WORK TO BE COMPLETED: In the material below, list every line carrying the string "wearing".

━━━━━ SUPPLIED INFORMATION

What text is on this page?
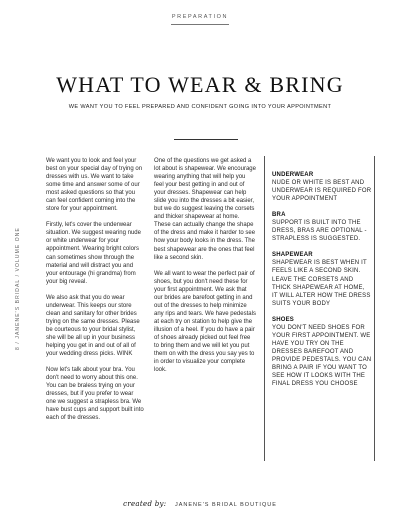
PREPARATION
8 / JANENE'S BRIDAL / VOLUME ONE
WHAT TO WEAR & BRING
WE WANT YOU TO FEEL PREPARED AND CONFIDENT GOING INTO YOUR APPOINTMENT

We want you to look and feel your best on your special day of trying on dresses with us. We want to take some time and answer some of our most asked questions so that you can feel confident coming into the store for your appointment.

Firstly, let's cover the underwear situation. We suggest wearing nude or white underwear for your appointment. Wearing bright colors can sometimes show through the material and will distract you and your entourage (hi grandma) from your big reveal.

We also ask that you do wear underwear. This keeps our store clean and sanitary for other brides trying on the same dresses. Please be courteous to your bridal stylist, she will be all up in your business helping you get in and out of all of your wedding dress picks. WINK

Now let's talk about your bra. You don't need to worry about this one. You can be braless trying on your dresses, but if you prefer to wear one we suggest a strapless bra. We have bust cups and support built into each of the dresses.

One of the questions we get asked a lot about is shapewear. We encourage wearing anything that will help you feel your best getting in and out of your dresses. Shapewear can help slide you into the dresses a bit easier, but we do suggest leaving the corsets and thicker shapewear at home. These can actually change the shape of the dress and make it harder to see how your body looks in the dress. The best shapewear are the ones that feel like a second skin.

We all want to wear the perfect pair of shoes, but you don't need these for your first appointment. We ask that our brides are barefoot getting in and out of the dresses to help minimize any rips and tears. We have pedestals at each try on station to help give the illusion of a heel. If you do have a pair of shoes already picked out feel free to bring them and we will let you put them on with the dress you say yes to in order to visualize your complete look.

UNDERWEAR
NUDE OR WHITE IS BEST AND UNDERWEAR IS REQUIRED FOR YOUR APPOINTMENT
BRA
SUPPORT IS BUILT INTO THE DRESS, BRAS ARE OPTIONAL - STRAPLESS IS SUGGESTED.
SHAPEWEAR
SHAPEWEAR IS BEST WHEN IT FEELS LIKE A SECOND SKIN. LEAVE THE CORSETS AND THICK SHAPEWEAR AT HOME, IT WILL ALTER HOW THE DRESS SUITS YOUR BODY
SHOES
YOU DON'T NEED SHOES FOR YOUR FIRST APPOINTMENT. WE HAVE YOU TRY ON THE DRESSES BAREFOOT AND PROVIDE PEDESTALS. YOU CAN BRING A PAIR IF YOU WANT TO SEE HOW IT LOOKS WITH THE FINAL DRESS YOU CHOOSE
created by: JANENE'S BRIDAL BOUTIQUE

━━━━━━━━━━

EXERCISE OUTPUT:
Firstly, let's cover the underwear situation. We suggest wearing nude or white underwear for your appointment. Wearing bright colors can sometimes show through the material and will distract you and your entourage (hi grandma) from your big reveal.
One of the questions we get asked a lot about is shapewear. We encourage wearing anything that will help you feel your best getting in and out of your dresses. Shapewear can help slide you into the dresses a bit easier, but we do suggest leaving the corsets and thicker shapewear at home. These can actually change the shape of the dress and make it harder to see how your body looks in the dress. The best shapewear are the ones that feel like a second skin.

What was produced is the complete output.